* [What is needed] Gather the lines from the material that contain "this".

* [Exercise input]

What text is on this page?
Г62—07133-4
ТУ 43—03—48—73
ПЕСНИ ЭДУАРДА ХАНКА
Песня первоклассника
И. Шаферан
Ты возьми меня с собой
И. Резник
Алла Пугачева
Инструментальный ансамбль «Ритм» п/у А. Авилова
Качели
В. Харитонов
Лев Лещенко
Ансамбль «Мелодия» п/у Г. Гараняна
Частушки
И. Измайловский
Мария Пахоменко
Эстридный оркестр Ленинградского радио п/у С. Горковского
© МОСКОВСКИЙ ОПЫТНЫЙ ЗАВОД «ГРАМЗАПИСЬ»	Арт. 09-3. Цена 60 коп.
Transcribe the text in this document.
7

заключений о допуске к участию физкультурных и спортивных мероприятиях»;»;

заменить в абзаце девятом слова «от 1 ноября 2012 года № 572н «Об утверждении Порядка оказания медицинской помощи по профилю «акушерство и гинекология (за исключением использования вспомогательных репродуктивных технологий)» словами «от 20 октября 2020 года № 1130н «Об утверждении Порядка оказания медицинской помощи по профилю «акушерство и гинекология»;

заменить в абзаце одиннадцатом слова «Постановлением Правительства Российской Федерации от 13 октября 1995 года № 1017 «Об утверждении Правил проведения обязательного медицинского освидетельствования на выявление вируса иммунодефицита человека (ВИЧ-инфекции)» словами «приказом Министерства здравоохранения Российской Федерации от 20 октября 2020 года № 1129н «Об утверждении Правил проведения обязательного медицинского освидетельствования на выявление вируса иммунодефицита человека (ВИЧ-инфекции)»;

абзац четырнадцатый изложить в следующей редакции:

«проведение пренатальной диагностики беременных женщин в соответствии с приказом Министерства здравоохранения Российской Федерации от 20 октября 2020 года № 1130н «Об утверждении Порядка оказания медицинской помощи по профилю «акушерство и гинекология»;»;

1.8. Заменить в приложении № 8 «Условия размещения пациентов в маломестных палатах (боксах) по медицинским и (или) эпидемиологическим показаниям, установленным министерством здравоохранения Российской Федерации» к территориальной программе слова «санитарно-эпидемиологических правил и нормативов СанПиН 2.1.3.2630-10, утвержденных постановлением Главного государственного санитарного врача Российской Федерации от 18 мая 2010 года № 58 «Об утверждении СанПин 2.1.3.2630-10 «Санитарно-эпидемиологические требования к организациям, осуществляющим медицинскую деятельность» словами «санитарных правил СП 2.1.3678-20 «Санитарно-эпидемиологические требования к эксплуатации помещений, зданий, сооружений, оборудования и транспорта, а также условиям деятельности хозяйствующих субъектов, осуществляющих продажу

* [In response]
What text is on this page?
Transcribe the text in this document.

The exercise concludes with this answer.